:: Input material ::
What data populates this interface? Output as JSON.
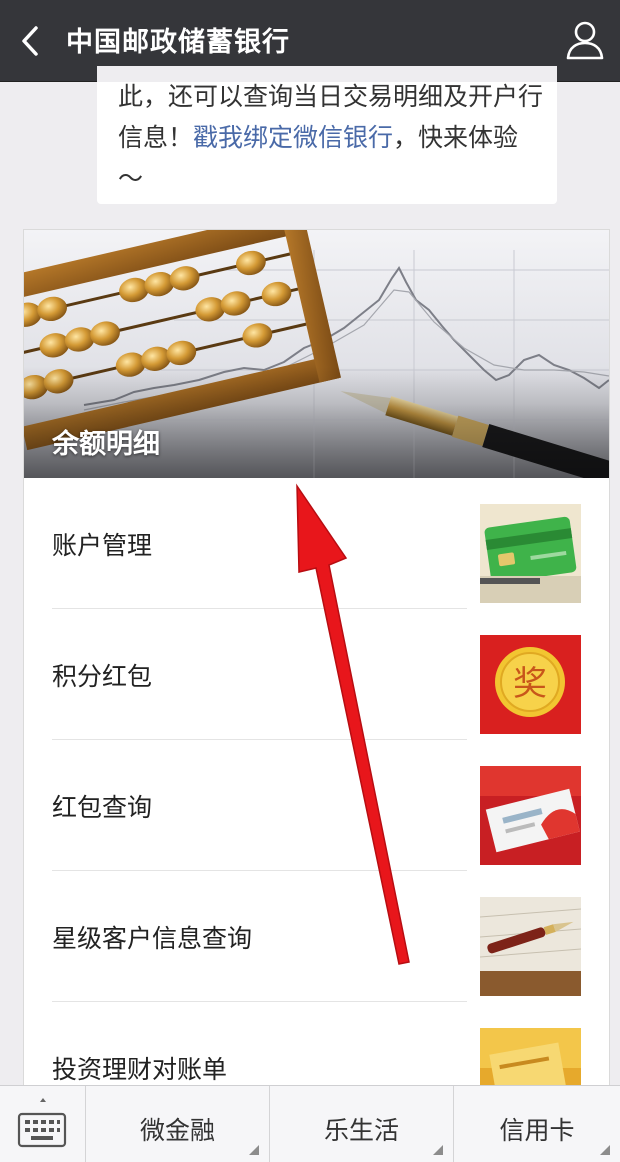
{
  "header": {
    "title": "中国邮政储蓄银行"
  },
  "message": {
    "text_before_link": "此，还可以查询当日交易明细及开户行信息！",
    "link_text": "戳我绑定微信银行",
    "text_after_link": "，快来体验～"
  },
  "card": {
    "banner_title": "余额明细",
    "items": [
      {
        "label": "账户管理",
        "thumb_icon": "bank-card-thumbnail"
      },
      {
        "label": "积分红包",
        "thumb_icon": "red-packet-award-thumbnail",
        "thumb_text": "奖"
      },
      {
        "label": "红包查询",
        "thumb_icon": "red-envelope-thumbnail"
      },
      {
        "label": "星级客户信息查询",
        "thumb_icon": "fountain-pen-thumbnail"
      },
      {
        "label": "投资理财对账单",
        "thumb_icon": "gold-document-thumbnail"
      }
    ]
  },
  "bottom_menu": {
    "keyboard_icon": "keyboard-icon",
    "items": [
      "微金融",
      "乐生活",
      "信用卡"
    ]
  },
  "colors": {
    "topbar": "#35363a",
    "link": "#4a6aa8",
    "annotation_arrow": "#e8161b"
  }
}
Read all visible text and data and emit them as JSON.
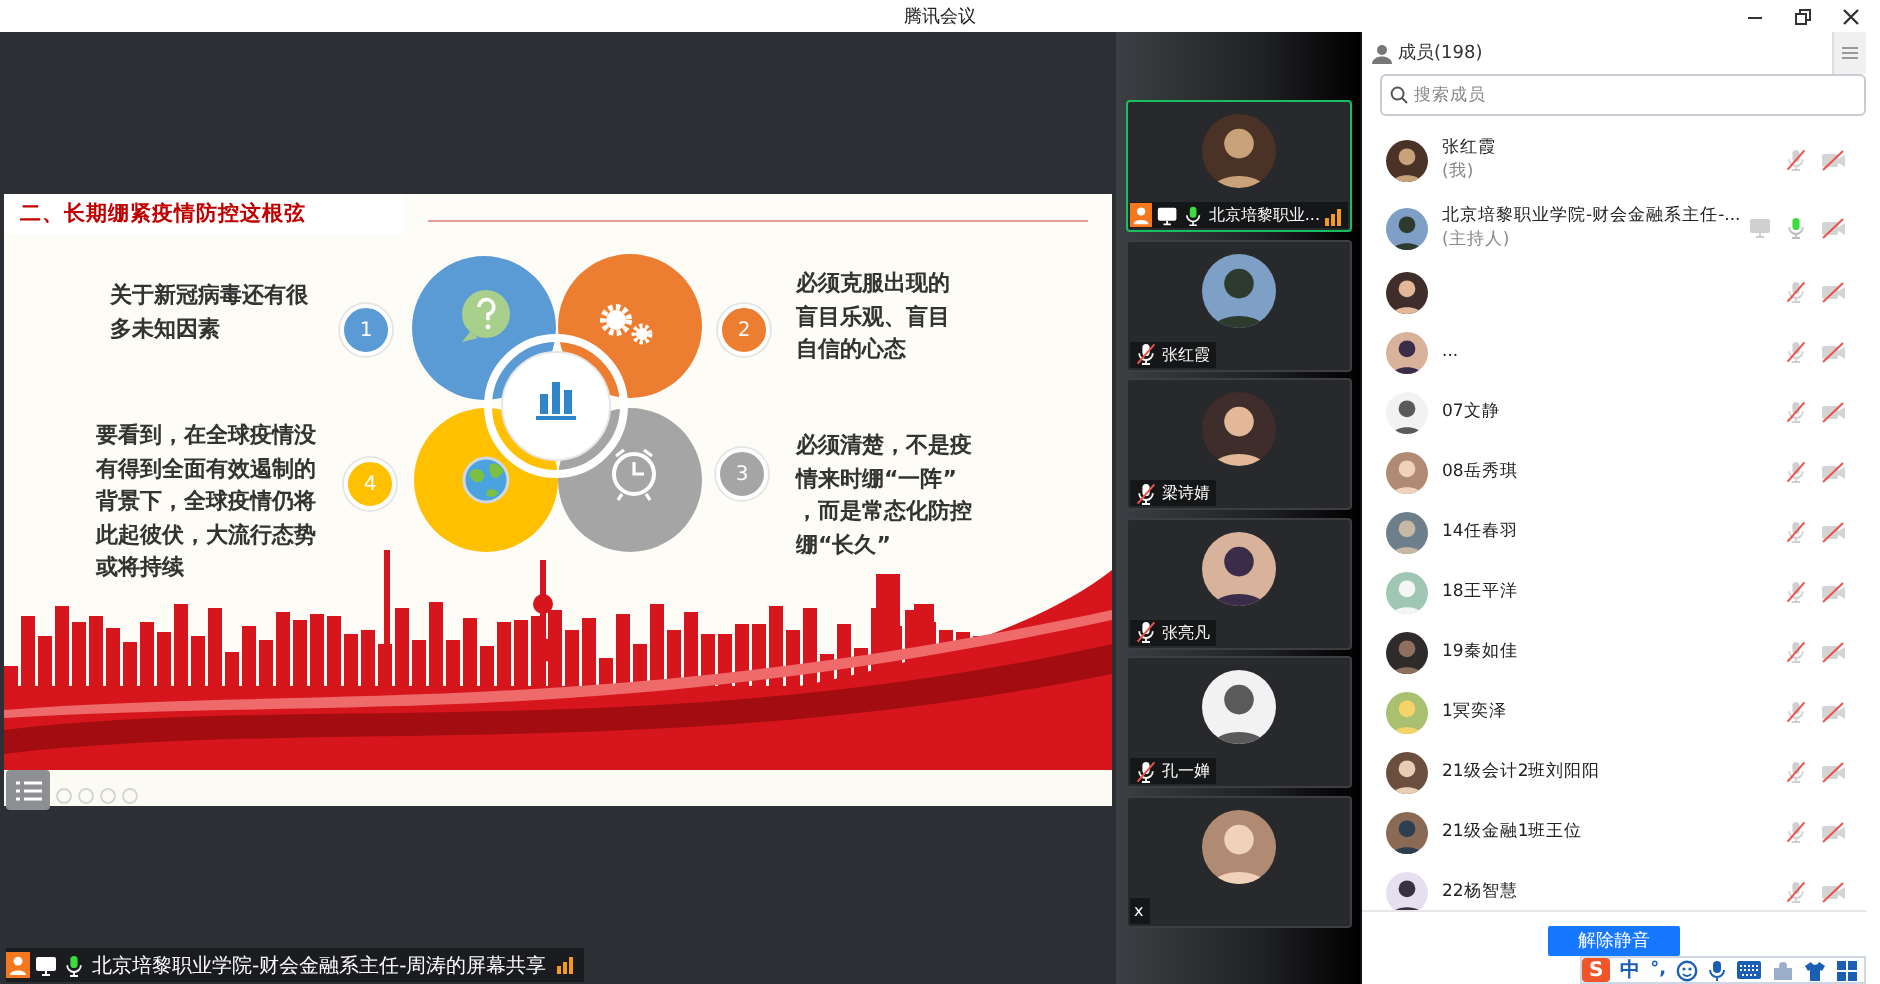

:: Problem to work on ::
Pick out every line of the listing containing the word "data", and show those lines.

:: Finished task ::
What data populates this interface? Output as JSON.
Read all visible text and data and emit them as JSON.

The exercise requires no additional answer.